**Task objective**
Write each line out again exactly as written.
◆ ◆ ◆ ◆ ◆
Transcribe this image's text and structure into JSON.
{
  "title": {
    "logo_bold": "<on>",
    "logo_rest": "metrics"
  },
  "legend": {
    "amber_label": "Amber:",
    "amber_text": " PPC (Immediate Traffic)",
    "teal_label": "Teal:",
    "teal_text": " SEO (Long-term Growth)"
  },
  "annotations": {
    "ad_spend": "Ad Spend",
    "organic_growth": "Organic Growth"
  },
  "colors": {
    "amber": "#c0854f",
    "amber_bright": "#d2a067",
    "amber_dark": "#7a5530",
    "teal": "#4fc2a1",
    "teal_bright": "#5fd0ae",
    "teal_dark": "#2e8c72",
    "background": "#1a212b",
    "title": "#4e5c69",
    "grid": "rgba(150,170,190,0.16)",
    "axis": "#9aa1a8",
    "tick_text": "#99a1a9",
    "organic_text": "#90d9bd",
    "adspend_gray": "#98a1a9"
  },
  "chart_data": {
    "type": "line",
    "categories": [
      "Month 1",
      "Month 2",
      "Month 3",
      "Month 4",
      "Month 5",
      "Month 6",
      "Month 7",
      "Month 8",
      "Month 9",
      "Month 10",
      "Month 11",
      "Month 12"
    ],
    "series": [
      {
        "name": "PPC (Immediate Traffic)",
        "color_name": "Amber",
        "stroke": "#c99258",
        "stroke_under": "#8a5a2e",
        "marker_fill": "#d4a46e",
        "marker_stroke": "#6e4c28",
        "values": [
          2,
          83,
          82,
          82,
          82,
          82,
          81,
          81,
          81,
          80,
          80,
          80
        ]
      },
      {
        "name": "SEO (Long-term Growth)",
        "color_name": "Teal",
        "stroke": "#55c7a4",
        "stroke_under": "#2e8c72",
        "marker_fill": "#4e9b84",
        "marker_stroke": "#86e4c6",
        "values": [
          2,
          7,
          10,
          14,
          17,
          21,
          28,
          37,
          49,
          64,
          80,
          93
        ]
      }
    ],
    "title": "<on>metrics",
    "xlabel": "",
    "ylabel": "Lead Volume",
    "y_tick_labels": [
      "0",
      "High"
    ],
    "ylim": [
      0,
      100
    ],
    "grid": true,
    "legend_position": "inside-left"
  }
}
◆ ◆ ◆ ◆ ◆
**Answer to this task**
Transcribe this image's text and structure into JSON.
{
  "title": {
    "logo_bold": "<on>",
    "logo_rest": "metrics"
  },
  "legend": {
    "amber_label": "Amber:",
    "amber_text": " PPC (Immediate Traffic)",
    "teal_label": "Teal:",
    "teal_text": " SEO (Long-term Growth)"
  },
  "annotations": {
    "ad_spend": "Ad Spend",
    "organic_growth": "Organic Growth"
  },
  "colors": {
    "amber": "#c0854f",
    "amber_bright": "#d2a067",
    "amber_dark": "#7a5530",
    "teal": "#4fc2a1",
    "teal_bright": "#5fd0ae",
    "teal_dark": "#2e8c72",
    "background": "#1a212b",
    "title": "#4e5c69",
    "grid": "rgba(150,170,190,0.16)",
    "axis": "#9aa1a8",
    "tick_text": "#99a1a9",
    "organic_text": "#90d9bd",
    "adspend_gray": "#98a1a9"
  },
  "chart_data": {
    "type": "line",
    "categories": [
      "Month 1",
      "Month 2",
      "Month 3",
      "Month 4",
      "Month 5",
      "Month 6",
      "Month 7",
      "Month 8",
      "Month 9",
      "Month 10",
      "Month 11",
      "Month 12"
    ],
    "series": [
      {
        "name": "PPC (Immediate Traffic)",
        "color_name": "Amber",
        "stroke": "#c99258",
        "stroke_under": "#8a5a2e",
        "marker_fill": "#d4a46e",
        "marker_stroke": "#6e4c28",
        "values": [
          2,
          83,
          82,
          82,
          82,
          82,
          81,
          81,
          81,
          80,
          80,
          80
        ]
      },
      {
        "name": "SEO (Long-term Growth)",
        "color_name": "Teal",
        "stroke": "#55c7a4",
        "stroke_under": "#2e8c72",
        "marker_fill": "#4e9b84",
        "marker_stroke": "#86e4c6",
        "values": [
          2,
          7,
          10,
          14,
          17,
          21,
          28,
          37,
          49,
          64,
          80,
          93
        ]
      }
    ],
    "title": "<on>metrics",
    "xlabel": "",
    "ylabel": "Lead Volume",
    "y_tick_labels": [
      "0",
      "High"
    ],
    "ylim": [
      0,
      100
    ],
    "grid": true,
    "legend_position": "inside-left"
  }
}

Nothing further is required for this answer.